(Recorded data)
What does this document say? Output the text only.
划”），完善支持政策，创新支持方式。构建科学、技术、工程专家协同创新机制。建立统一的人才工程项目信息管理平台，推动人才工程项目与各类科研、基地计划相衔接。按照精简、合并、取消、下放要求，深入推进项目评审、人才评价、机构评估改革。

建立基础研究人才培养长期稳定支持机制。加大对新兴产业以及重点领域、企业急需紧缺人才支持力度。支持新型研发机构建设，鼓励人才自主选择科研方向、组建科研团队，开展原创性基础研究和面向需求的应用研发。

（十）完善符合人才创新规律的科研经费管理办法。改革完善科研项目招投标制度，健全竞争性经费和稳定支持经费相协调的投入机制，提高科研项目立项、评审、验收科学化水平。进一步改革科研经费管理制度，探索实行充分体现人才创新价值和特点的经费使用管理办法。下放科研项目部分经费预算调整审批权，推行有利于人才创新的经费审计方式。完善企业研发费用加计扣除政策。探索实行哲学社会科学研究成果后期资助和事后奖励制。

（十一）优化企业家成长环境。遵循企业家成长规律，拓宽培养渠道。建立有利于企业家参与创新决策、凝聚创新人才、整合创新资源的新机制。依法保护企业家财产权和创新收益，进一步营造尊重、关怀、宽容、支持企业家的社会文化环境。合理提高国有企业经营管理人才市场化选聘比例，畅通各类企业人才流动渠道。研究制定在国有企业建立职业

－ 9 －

SHORT PROBLEM -
Produce a verbatim transcription of the entries above.

ANSWER BELOW -
What does this document say? Output the text only.
划”），完善支持政策，创新支持方式。构建科学、技术、工程专家协同创新机制。建立统一的人才工程项目信息管理平台，推动人才工程项目与各类科研、基地计划相衔接。按照精简、合并、取消、下放要求，深入推进项目评审、人才评价、机构评估改革。

建立基础研究人才培养长期稳定支持机制。加大对新兴产业以及重点领域、企业急需紧缺人才支持力度。支持新型研发机构建设，鼓励人才自主选择科研方向、组建科研团队，开展原创性基础研究和面向需求的应用研发。

（十）完善符合人才创新规律的科研经费管理办法。改革完善科研项目招投标制度，健全竞争性经费和稳定支持经费相协调的投入机制，提高科研项目立项、评审、验收科学化水平。进一步改革科研经费管理制度，探索实行充分体现人才创新价值和特点的经费使用管理办法。下放科研项目部分经费预算调整审批权，推行有利于人才创新的经费审计方式。完善企业研发费用加计扣除政策。探索实行哲学社会科学研究成果后期资助和事后奖励制。

（十一）优化企业家成长环境。遵循企业家成长规律，拓宽培养渠道。建立有利于企业家参与创新决策、凝聚创新人才、整合创新资源的新机制。依法保护企业家财产权和创新收益，进一步营造尊重、关怀、宽容、支持企业家的社会文化环境。合理提高国有企业经营管理人才市场化选聘比例，畅通各类企业人才流动渠道。研究制定在国有企业建立职业

－ 9 －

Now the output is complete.